> _Directions_: Quote all entries exactly, leaving pictures aside.

======== Data supplied ========

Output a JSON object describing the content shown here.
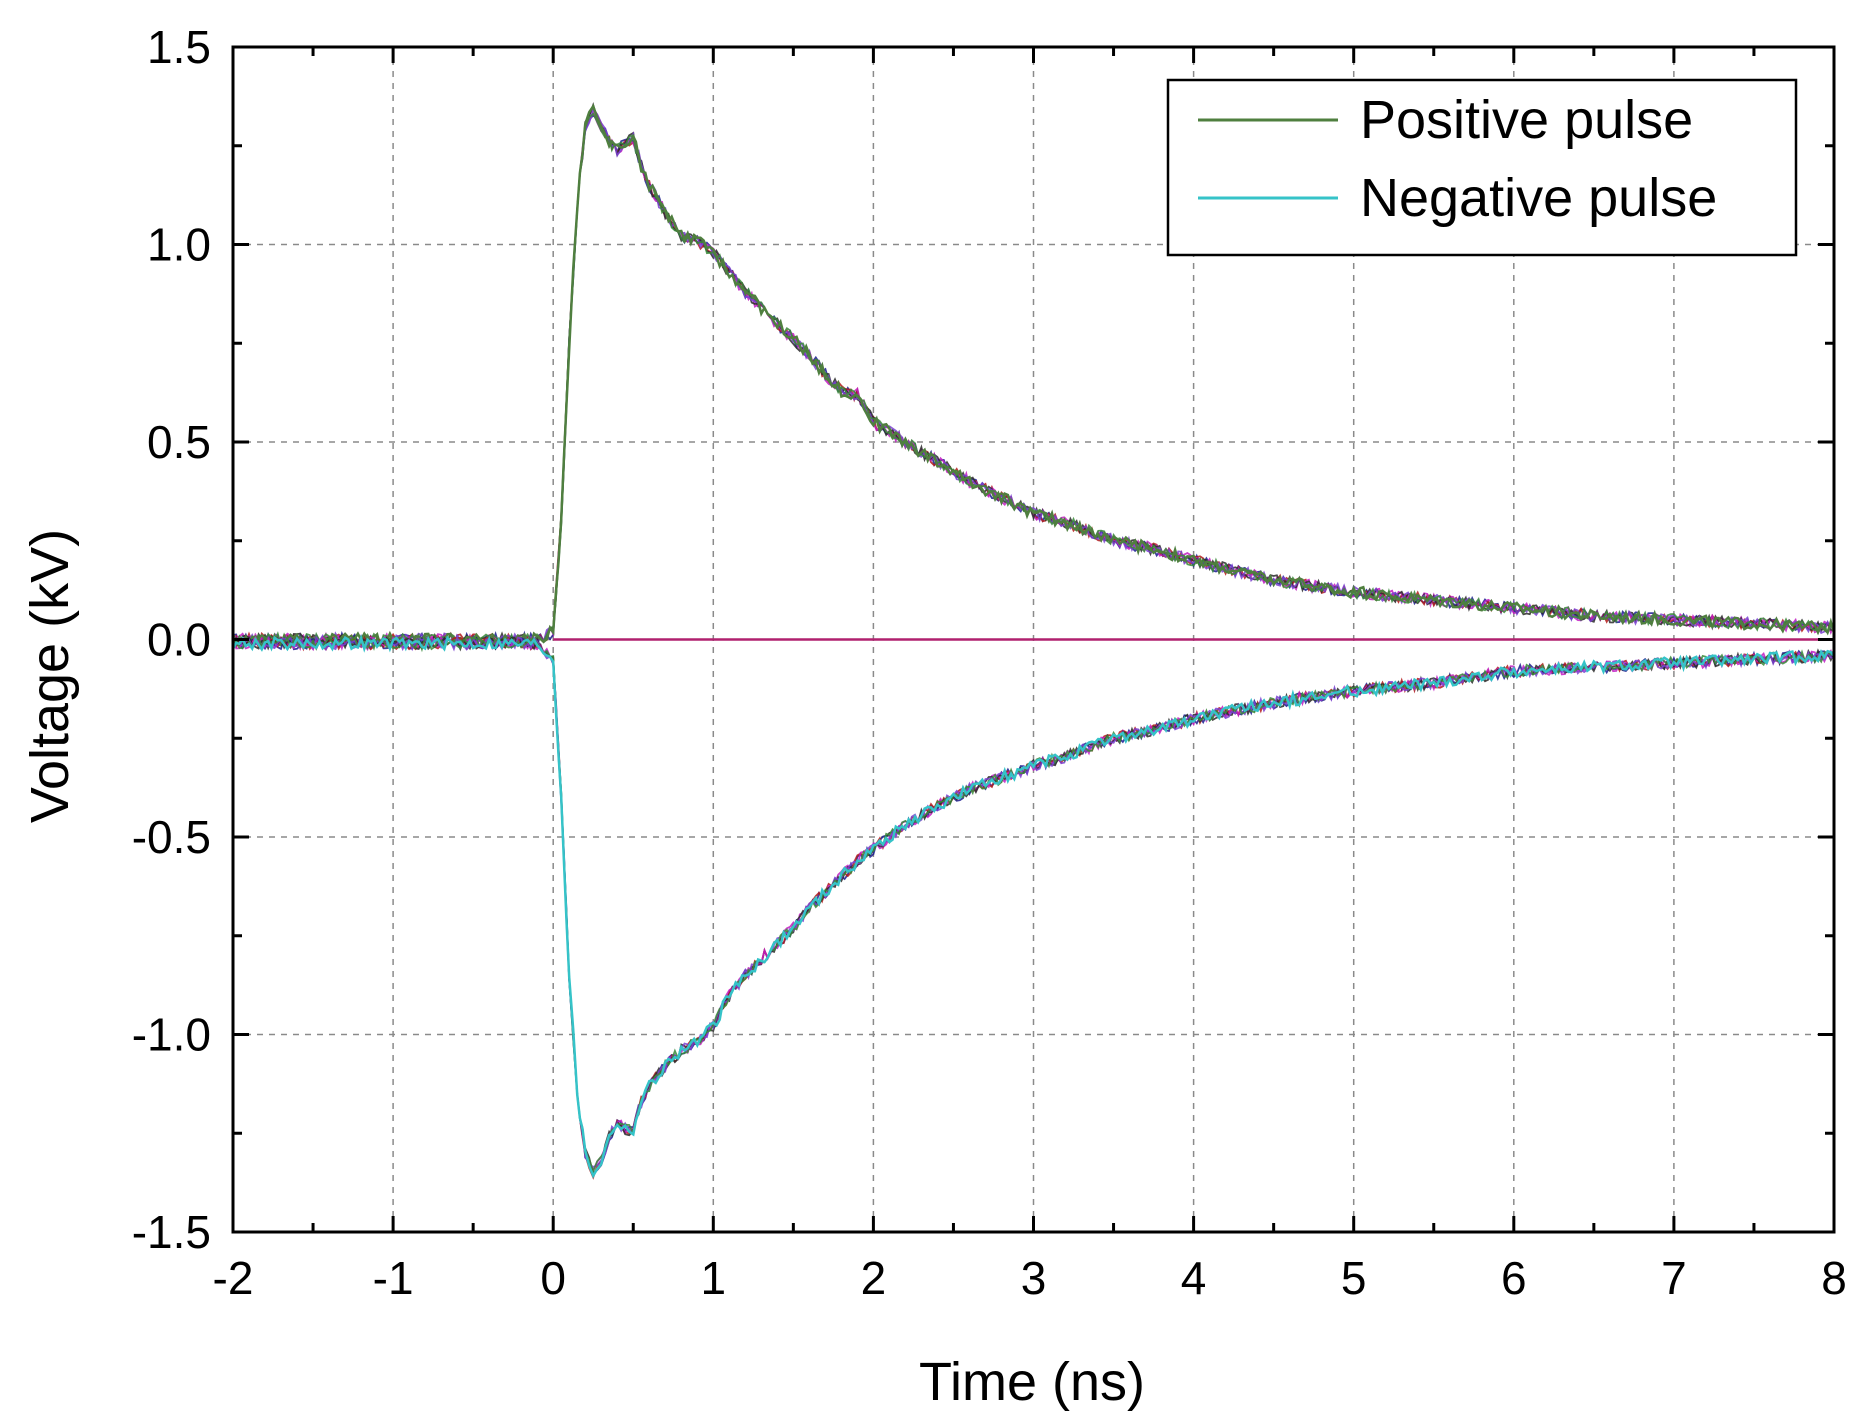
{
  "chart_data": {
    "type": "line",
    "title": "",
    "xlabel": "Time (ns)",
    "ylabel": "Voltage (kV)",
    "xlim": [
      -2,
      8
    ],
    "ylim": [
      -1.5,
      1.5
    ],
    "xticks": [
      -2,
      -1,
      0,
      1,
      2,
      3,
      4,
      5,
      6,
      7,
      8
    ],
    "xtick_labels": [
      "-2",
      "-1",
      "0",
      "1",
      "2",
      "3",
      "4",
      "5",
      "6",
      "7",
      "8"
    ],
    "yticks": [
      -1.5,
      -1.0,
      -0.5,
      0.0,
      0.5,
      1.0,
      1.5
    ],
    "ytick_labels": [
      "-1.5",
      "-1.0",
      "-0.5",
      "0.0",
      "0.5",
      "1.0",
      "1.5"
    ],
    "grid": true,
    "legend_position": "top-right",
    "legend": [
      {
        "label": "Positive pulse",
        "color": "#4f7f3f"
      },
      {
        "label": "Negative pulse",
        "color": "#35c3c8"
      }
    ],
    "reference_line": {
      "y": 0.0,
      "color": "#b0206e"
    },
    "series": [
      {
        "name": "Positive pulse",
        "color": "#4f7f3f",
        "x": [
          -2,
          -1.5,
          -1,
          -0.5,
          -0.1,
          0,
          0.05,
          0.1,
          0.15,
          0.2,
          0.25,
          0.3,
          0.35,
          0.4,
          0.45,
          0.5,
          0.55,
          0.6,
          0.7,
          0.8,
          0.9,
          1.0,
          1.1,
          1.2,
          1.3,
          1.4,
          1.5,
          1.6,
          1.7,
          1.8,
          1.9,
          2.0,
          2.2,
          2.4,
          2.6,
          2.8,
          3.0,
          3.25,
          3.5,
          3.75,
          4.0,
          4.5,
          5.0,
          5.5,
          6.0,
          6.5,
          7.0,
          7.5,
          8.0
        ],
        "y": [
          0.0,
          0.0,
          0.0,
          0.0,
          0.0,
          0.02,
          0.3,
          0.75,
          1.1,
          1.3,
          1.34,
          1.3,
          1.26,
          1.24,
          1.26,
          1.27,
          1.2,
          1.15,
          1.08,
          1.02,
          1.01,
          0.98,
          0.93,
          0.88,
          0.84,
          0.8,
          0.76,
          0.72,
          0.67,
          0.63,
          0.62,
          0.55,
          0.5,
          0.45,
          0.4,
          0.36,
          0.32,
          0.29,
          0.25,
          0.23,
          0.2,
          0.15,
          0.12,
          0.1,
          0.08,
          0.06,
          0.05,
          0.04,
          0.03
        ]
      },
      {
        "name": "Negative pulse",
        "color": "#35c3c8",
        "x": [
          -2,
          -1.5,
          -1,
          -0.5,
          -0.1,
          0,
          0.05,
          0.1,
          0.15,
          0.2,
          0.25,
          0.3,
          0.35,
          0.4,
          0.45,
          0.5,
          0.55,
          0.6,
          0.7,
          0.8,
          0.9,
          1.0,
          1.1,
          1.2,
          1.3,
          1.4,
          1.5,
          1.6,
          1.7,
          1.8,
          1.9,
          2.0,
          2.2,
          2.4,
          2.6,
          2.8,
          3.0,
          3.25,
          3.5,
          3.75,
          4.0,
          4.5,
          5.0,
          5.5,
          6.0,
          6.5,
          7.0,
          7.5,
          8.0
        ],
        "y": [
          -0.01,
          -0.01,
          -0.01,
          -0.01,
          -0.01,
          -0.05,
          -0.4,
          -0.85,
          -1.15,
          -1.3,
          -1.35,
          -1.32,
          -1.26,
          -1.22,
          -1.24,
          -1.24,
          -1.17,
          -1.13,
          -1.08,
          -1.04,
          -1.02,
          -0.98,
          -0.9,
          -0.85,
          -0.81,
          -0.77,
          -0.73,
          -0.68,
          -0.64,
          -0.6,
          -0.56,
          -0.53,
          -0.47,
          -0.42,
          -0.38,
          -0.35,
          -0.32,
          -0.29,
          -0.25,
          -0.23,
          -0.2,
          -0.16,
          -0.13,
          -0.11,
          -0.08,
          -0.07,
          -0.06,
          -0.05,
          -0.04
        ]
      }
    ]
  }
}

========

> _Response below_:
Output a JSON object describing the content shown here.
{
  "chart_data": {
    "type": "line",
    "title": "",
    "xlabel": "Time (ns)",
    "ylabel": "Voltage (kV)",
    "xlim": [
      -2,
      8
    ],
    "ylim": [
      -1.5,
      1.5
    ],
    "xticks": [
      -2,
      -1,
      0,
      1,
      2,
      3,
      4,
      5,
      6,
      7,
      8
    ],
    "xtick_labels": [
      "-2",
      "-1",
      "0",
      "1",
      "2",
      "3",
      "4",
      "5",
      "6",
      "7",
      "8"
    ],
    "yticks": [
      -1.5,
      -1.0,
      -0.5,
      0.0,
      0.5,
      1.0,
      1.5
    ],
    "ytick_labels": [
      "-1.5",
      "-1.0",
      "-0.5",
      "0.0",
      "0.5",
      "1.0",
      "1.5"
    ],
    "grid": true,
    "legend_position": "top-right",
    "legend": [
      {
        "label": "Positive pulse",
        "color": "#4f7f3f"
      },
      {
        "label": "Negative pulse",
        "color": "#35c3c8"
      }
    ],
    "reference_line": {
      "y": 0.0,
      "color": "#b0206e"
    },
    "series": [
      {
        "name": "Positive pulse",
        "color": "#4f7f3f",
        "x": [
          -2,
          -1.5,
          -1,
          -0.5,
          -0.1,
          0,
          0.05,
          0.1,
          0.15,
          0.2,
          0.25,
          0.3,
          0.35,
          0.4,
          0.45,
          0.5,
          0.55,
          0.6,
          0.7,
          0.8,
          0.9,
          1.0,
          1.1,
          1.2,
          1.3,
          1.4,
          1.5,
          1.6,
          1.7,
          1.8,
          1.9,
          2.0,
          2.2,
          2.4,
          2.6,
          2.8,
          3.0,
          3.25,
          3.5,
          3.75,
          4.0,
          4.5,
          5.0,
          5.5,
          6.0,
          6.5,
          7.0,
          7.5,
          8.0
        ],
        "y": [
          0.0,
          0.0,
          0.0,
          0.0,
          0.0,
          0.02,
          0.3,
          0.75,
          1.1,
          1.3,
          1.34,
          1.3,
          1.26,
          1.24,
          1.26,
          1.27,
          1.2,
          1.15,
          1.08,
          1.02,
          1.01,
          0.98,
          0.93,
          0.88,
          0.84,
          0.8,
          0.76,
          0.72,
          0.67,
          0.63,
          0.62,
          0.55,
          0.5,
          0.45,
          0.4,
          0.36,
          0.32,
          0.29,
          0.25,
          0.23,
          0.2,
          0.15,
          0.12,
          0.1,
          0.08,
          0.06,
          0.05,
          0.04,
          0.03
        ]
      },
      {
        "name": "Negative pulse",
        "color": "#35c3c8",
        "x": [
          -2,
          -1.5,
          -1,
          -0.5,
          -0.1,
          0,
          0.05,
          0.1,
          0.15,
          0.2,
          0.25,
          0.3,
          0.35,
          0.4,
          0.45,
          0.5,
          0.55,
          0.6,
          0.7,
          0.8,
          0.9,
          1.0,
          1.1,
          1.2,
          1.3,
          1.4,
          1.5,
          1.6,
          1.7,
          1.8,
          1.9,
          2.0,
          2.2,
          2.4,
          2.6,
          2.8,
          3.0,
          3.25,
          3.5,
          3.75,
          4.0,
          4.5,
          5.0,
          5.5,
          6.0,
          6.5,
          7.0,
          7.5,
          8.0
        ],
        "y": [
          -0.01,
          -0.01,
          -0.01,
          -0.01,
          -0.01,
          -0.05,
          -0.4,
          -0.85,
          -1.15,
          -1.3,
          -1.35,
          -1.32,
          -1.26,
          -1.22,
          -1.24,
          -1.24,
          -1.17,
          -1.13,
          -1.08,
          -1.04,
          -1.02,
          -0.98,
          -0.9,
          -0.85,
          -0.81,
          -0.77,
          -0.73,
          -0.68,
          -0.64,
          -0.6,
          -0.56,
          -0.53,
          -0.47,
          -0.42,
          -0.38,
          -0.35,
          -0.32,
          -0.29,
          -0.25,
          -0.23,
          -0.2,
          -0.16,
          -0.13,
          -0.11,
          -0.08,
          -0.07,
          -0.06,
          -0.05,
          -0.04
        ]
      }
    ]
  }
}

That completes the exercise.